§ **SHORT EXERCISE**
Wherever the word "JSON" appears in a line, extract that line.

## START RECORDS FOR THE TASK

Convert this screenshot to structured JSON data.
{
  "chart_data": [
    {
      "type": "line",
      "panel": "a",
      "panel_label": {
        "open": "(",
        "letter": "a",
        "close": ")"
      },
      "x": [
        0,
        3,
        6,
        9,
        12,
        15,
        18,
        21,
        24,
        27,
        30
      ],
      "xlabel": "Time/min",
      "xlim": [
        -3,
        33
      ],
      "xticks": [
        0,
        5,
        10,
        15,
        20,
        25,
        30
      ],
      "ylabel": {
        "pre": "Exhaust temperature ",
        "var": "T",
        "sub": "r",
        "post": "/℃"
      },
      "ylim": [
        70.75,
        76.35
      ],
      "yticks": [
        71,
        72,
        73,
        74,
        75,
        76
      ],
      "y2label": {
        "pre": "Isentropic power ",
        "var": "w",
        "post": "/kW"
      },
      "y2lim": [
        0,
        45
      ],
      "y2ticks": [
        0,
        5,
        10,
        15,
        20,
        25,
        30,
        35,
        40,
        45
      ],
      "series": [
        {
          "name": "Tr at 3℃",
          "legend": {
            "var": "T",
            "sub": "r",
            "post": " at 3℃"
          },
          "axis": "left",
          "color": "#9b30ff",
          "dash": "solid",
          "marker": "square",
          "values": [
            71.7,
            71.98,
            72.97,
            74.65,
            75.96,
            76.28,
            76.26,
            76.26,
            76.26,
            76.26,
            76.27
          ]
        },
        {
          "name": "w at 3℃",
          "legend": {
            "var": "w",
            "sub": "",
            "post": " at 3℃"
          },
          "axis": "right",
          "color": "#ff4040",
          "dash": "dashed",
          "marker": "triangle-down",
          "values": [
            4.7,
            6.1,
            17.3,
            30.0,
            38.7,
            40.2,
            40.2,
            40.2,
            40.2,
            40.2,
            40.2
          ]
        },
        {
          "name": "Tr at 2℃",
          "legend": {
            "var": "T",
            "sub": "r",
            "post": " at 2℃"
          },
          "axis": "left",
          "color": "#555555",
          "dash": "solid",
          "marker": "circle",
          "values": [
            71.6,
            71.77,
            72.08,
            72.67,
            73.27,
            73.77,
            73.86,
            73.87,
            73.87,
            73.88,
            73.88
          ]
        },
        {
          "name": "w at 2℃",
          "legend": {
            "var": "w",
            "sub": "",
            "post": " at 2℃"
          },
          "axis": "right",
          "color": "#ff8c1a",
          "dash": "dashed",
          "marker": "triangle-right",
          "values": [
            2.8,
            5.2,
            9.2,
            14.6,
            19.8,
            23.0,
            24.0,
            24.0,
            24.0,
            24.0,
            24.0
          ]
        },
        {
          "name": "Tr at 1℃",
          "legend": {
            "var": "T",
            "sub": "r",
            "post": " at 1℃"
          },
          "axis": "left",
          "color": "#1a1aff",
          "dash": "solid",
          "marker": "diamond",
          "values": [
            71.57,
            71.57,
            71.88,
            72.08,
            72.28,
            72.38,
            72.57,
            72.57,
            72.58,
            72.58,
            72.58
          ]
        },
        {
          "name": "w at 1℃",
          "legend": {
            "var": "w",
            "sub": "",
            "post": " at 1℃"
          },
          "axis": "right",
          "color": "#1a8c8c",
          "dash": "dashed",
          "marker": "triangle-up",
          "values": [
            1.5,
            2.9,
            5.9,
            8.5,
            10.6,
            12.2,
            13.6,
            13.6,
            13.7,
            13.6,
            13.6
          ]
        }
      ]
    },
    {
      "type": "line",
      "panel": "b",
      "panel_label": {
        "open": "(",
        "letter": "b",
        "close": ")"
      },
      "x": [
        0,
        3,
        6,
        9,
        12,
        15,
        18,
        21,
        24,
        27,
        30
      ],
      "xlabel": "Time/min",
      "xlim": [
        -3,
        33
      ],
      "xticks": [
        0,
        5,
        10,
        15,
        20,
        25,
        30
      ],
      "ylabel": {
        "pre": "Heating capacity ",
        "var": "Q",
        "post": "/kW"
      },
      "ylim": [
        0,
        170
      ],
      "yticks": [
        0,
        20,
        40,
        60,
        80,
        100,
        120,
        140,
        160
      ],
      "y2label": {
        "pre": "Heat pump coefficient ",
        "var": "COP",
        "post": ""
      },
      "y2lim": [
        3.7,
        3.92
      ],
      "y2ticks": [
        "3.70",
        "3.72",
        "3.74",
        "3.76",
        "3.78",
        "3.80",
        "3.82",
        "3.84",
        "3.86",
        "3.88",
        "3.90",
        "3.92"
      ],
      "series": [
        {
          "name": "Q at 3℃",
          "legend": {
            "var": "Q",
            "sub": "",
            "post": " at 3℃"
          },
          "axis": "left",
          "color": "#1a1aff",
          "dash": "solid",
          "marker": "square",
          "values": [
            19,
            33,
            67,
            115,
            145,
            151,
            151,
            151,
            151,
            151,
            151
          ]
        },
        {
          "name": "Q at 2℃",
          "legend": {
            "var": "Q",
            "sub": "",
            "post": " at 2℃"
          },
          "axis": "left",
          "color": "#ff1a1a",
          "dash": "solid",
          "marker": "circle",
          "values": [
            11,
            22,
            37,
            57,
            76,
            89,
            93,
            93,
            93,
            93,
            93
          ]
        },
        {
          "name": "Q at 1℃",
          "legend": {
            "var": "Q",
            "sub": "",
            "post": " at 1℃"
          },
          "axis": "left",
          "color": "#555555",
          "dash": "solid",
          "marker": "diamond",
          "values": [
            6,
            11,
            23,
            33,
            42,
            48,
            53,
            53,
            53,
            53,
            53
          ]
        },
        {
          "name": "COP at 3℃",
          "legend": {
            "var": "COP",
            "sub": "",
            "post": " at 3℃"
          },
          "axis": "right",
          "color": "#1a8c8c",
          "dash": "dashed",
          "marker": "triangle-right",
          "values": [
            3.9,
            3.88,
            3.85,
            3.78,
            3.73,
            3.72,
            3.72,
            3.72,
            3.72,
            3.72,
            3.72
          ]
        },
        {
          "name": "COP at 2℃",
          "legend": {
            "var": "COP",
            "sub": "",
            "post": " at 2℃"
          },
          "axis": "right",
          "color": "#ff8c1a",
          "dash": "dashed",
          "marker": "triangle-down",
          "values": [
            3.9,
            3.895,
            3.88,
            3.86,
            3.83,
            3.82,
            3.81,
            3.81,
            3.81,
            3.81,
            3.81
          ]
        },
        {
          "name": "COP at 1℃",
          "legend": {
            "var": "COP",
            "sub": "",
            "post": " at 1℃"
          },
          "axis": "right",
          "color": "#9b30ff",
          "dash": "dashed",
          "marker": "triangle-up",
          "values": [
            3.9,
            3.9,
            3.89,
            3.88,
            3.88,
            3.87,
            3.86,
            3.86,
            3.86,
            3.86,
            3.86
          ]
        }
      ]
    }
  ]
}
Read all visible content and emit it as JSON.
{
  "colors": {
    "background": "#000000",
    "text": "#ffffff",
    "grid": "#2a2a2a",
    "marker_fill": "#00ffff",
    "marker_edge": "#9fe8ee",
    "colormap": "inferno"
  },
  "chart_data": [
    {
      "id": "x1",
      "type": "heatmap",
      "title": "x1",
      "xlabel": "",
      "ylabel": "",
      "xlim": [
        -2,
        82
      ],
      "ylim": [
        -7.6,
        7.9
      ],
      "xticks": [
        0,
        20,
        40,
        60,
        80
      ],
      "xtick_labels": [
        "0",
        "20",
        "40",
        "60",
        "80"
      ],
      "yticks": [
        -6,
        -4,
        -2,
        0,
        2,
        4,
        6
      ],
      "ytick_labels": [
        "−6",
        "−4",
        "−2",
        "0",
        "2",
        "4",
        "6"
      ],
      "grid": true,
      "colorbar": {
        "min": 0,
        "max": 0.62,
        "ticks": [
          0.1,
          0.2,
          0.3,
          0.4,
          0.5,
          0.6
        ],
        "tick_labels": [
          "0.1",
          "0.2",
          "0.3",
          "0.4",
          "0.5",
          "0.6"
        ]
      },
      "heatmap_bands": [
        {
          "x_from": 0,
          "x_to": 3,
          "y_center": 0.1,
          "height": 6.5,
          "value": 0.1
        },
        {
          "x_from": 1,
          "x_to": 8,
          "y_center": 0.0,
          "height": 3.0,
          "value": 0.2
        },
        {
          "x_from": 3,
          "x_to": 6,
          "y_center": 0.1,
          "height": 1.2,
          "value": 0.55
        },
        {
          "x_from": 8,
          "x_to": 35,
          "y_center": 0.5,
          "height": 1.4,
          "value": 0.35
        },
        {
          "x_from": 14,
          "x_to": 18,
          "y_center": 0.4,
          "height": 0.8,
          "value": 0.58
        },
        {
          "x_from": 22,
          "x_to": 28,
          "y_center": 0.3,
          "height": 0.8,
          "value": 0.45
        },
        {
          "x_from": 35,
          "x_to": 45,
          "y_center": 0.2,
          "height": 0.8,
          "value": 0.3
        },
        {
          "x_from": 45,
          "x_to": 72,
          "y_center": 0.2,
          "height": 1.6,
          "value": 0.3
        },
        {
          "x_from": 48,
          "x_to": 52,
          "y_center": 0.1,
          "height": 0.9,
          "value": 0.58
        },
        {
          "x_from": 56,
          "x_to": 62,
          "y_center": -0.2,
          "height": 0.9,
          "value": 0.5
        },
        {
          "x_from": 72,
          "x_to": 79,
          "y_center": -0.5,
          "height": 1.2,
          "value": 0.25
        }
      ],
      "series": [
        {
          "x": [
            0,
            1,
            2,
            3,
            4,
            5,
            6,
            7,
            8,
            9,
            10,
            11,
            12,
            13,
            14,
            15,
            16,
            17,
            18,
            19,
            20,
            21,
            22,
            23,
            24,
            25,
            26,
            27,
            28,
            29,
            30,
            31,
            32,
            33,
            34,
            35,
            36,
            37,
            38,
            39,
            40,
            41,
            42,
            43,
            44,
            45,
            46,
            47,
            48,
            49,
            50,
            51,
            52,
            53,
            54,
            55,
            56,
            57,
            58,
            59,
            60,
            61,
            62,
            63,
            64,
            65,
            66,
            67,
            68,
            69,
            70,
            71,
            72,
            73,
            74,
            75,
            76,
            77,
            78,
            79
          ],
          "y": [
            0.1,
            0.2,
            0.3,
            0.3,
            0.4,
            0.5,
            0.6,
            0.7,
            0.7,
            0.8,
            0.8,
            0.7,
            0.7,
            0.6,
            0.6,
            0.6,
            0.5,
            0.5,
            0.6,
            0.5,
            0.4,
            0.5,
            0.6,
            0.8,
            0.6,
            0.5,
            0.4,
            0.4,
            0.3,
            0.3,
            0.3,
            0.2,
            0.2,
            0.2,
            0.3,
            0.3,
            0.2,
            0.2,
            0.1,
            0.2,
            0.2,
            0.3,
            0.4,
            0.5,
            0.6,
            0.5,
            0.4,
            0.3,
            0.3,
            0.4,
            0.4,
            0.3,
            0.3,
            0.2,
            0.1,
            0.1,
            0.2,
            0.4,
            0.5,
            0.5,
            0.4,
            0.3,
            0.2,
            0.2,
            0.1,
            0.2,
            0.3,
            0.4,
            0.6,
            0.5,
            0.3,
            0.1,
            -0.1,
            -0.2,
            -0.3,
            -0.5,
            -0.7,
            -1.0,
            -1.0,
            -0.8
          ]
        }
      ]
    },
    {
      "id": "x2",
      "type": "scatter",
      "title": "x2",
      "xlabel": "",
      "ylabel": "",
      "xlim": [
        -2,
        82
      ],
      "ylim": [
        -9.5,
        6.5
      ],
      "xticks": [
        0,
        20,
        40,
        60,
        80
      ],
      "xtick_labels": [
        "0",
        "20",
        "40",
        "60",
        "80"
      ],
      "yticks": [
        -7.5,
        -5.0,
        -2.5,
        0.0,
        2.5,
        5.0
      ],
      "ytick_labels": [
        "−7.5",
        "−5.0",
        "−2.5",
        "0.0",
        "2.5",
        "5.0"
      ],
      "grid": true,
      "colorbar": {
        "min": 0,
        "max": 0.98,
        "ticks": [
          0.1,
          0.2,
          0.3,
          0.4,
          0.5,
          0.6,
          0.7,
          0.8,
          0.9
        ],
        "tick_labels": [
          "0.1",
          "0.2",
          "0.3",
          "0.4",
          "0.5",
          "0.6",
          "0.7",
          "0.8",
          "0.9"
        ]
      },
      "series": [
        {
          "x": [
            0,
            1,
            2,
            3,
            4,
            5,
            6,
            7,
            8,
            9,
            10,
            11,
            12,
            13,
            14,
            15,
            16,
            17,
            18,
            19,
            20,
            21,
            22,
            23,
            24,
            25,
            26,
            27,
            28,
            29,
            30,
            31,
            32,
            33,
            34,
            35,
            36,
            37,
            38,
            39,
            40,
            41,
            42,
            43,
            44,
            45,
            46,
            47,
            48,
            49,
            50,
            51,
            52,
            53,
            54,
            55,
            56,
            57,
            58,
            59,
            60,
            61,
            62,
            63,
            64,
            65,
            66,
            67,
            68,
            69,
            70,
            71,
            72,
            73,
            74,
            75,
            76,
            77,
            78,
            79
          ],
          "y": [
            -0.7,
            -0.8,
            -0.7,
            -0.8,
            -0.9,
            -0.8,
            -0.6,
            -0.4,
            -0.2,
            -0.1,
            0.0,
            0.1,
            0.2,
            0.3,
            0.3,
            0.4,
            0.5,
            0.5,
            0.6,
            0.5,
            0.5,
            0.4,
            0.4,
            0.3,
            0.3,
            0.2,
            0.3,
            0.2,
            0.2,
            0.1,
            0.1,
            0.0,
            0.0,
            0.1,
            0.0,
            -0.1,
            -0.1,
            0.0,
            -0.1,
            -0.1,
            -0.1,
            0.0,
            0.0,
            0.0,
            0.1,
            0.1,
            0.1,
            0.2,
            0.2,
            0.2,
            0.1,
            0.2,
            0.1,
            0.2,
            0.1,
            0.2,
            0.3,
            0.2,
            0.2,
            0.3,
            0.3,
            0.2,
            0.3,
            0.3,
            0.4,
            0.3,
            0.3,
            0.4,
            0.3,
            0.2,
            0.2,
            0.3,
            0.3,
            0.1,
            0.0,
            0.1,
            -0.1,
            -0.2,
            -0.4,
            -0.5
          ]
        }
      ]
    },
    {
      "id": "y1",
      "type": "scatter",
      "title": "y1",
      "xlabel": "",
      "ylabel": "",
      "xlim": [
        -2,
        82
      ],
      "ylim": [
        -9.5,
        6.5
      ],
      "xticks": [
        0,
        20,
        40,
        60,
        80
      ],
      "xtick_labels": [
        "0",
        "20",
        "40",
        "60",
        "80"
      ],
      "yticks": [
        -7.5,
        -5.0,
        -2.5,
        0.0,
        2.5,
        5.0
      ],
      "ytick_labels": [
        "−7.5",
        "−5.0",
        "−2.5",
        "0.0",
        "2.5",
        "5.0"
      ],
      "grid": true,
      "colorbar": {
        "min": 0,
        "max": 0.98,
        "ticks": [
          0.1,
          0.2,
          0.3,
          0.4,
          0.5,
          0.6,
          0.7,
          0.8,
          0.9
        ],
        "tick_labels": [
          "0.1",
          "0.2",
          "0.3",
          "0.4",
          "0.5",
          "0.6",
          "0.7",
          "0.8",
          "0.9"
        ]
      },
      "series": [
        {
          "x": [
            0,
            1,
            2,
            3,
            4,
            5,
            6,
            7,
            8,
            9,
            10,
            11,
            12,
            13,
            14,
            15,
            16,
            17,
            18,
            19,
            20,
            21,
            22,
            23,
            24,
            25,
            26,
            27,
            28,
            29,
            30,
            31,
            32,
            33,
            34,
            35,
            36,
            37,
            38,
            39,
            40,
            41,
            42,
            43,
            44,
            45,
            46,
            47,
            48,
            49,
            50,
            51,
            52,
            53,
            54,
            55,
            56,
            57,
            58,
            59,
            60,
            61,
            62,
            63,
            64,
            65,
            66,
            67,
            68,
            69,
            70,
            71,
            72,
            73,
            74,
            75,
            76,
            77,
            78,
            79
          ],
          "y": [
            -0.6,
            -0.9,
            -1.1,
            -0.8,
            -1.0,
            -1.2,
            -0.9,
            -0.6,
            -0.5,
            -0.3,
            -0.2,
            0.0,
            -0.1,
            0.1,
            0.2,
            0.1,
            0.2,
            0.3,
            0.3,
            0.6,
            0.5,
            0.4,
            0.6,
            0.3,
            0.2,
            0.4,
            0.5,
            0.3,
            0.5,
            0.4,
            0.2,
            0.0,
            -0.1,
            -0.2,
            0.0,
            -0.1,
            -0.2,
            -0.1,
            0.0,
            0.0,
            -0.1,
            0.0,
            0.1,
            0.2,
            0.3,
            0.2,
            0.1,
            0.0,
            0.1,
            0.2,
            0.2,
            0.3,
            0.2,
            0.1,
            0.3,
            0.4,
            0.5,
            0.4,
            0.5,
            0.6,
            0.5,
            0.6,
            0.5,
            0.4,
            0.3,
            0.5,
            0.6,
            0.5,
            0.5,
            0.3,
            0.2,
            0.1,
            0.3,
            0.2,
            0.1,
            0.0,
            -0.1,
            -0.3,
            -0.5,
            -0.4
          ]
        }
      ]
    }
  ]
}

## END RECORDS FOR THE TASK

§ **REPLY**
Convert this screenshot to structured JSON data.
Read all visible content and emit it as JSON.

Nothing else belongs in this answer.